* Task description: Show only lines that include "Read".

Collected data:
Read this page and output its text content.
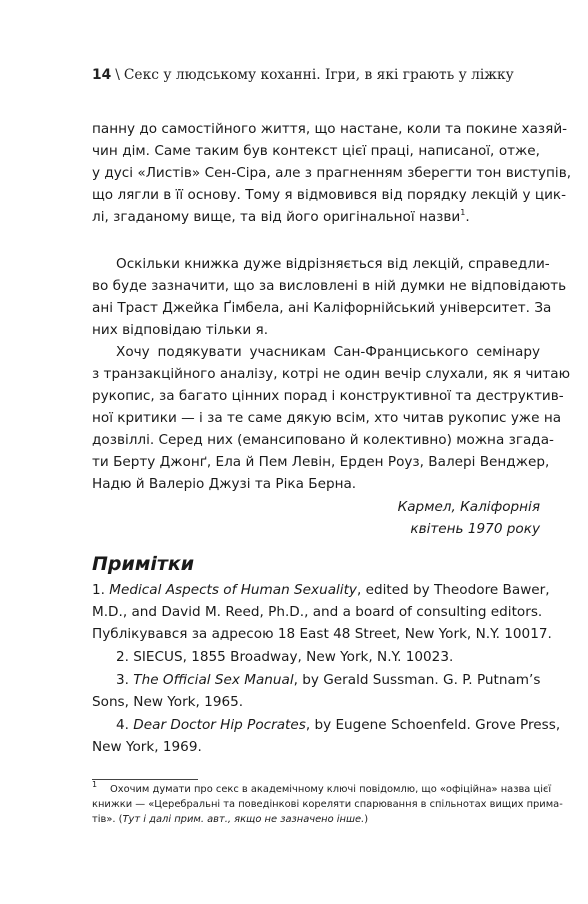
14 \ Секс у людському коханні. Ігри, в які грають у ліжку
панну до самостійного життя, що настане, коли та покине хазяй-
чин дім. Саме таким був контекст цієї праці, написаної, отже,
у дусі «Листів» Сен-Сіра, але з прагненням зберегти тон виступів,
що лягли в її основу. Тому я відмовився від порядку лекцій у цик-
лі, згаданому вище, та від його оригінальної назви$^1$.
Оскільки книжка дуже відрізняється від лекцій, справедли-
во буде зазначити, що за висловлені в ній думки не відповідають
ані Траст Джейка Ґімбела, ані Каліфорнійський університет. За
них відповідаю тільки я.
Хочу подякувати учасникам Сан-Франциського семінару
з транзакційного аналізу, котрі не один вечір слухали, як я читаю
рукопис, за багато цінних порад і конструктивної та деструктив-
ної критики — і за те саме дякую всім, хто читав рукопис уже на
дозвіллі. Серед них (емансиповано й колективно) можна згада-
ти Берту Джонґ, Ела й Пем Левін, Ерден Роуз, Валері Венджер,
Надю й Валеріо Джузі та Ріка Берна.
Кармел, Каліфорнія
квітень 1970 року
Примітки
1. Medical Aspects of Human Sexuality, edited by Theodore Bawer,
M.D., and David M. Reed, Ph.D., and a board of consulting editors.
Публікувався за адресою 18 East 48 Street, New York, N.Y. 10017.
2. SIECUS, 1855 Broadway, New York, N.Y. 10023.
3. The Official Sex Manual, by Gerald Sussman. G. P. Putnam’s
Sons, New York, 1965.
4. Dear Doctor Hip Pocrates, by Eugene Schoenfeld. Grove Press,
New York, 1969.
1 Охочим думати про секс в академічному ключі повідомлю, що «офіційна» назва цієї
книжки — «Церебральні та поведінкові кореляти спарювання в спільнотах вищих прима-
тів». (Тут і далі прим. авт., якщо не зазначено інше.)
==
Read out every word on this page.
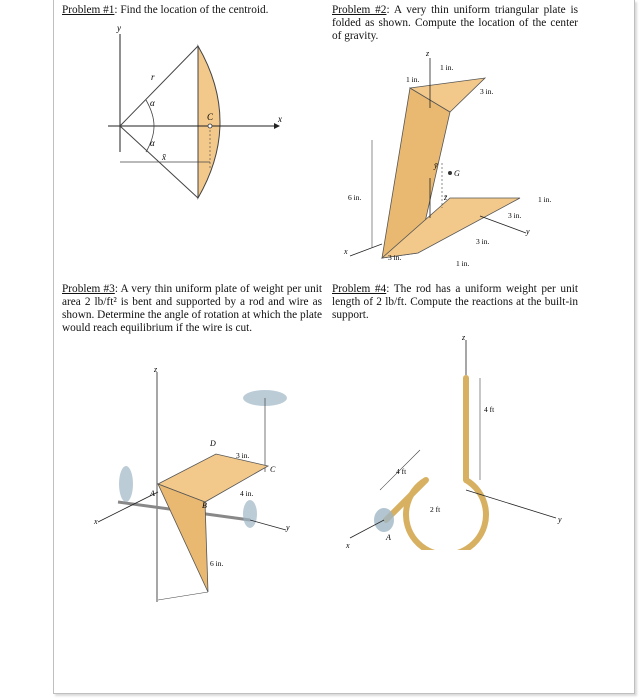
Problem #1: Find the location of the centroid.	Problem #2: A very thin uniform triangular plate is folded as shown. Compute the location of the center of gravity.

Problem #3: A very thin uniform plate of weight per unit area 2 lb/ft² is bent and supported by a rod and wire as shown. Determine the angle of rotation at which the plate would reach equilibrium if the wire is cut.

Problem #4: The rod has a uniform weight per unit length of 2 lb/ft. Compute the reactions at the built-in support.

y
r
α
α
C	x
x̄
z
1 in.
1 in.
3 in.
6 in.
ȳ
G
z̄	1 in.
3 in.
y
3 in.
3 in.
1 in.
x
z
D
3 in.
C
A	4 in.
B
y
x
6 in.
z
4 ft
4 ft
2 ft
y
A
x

* Task result:
Read this page and output its text content.
Read out every word on this page.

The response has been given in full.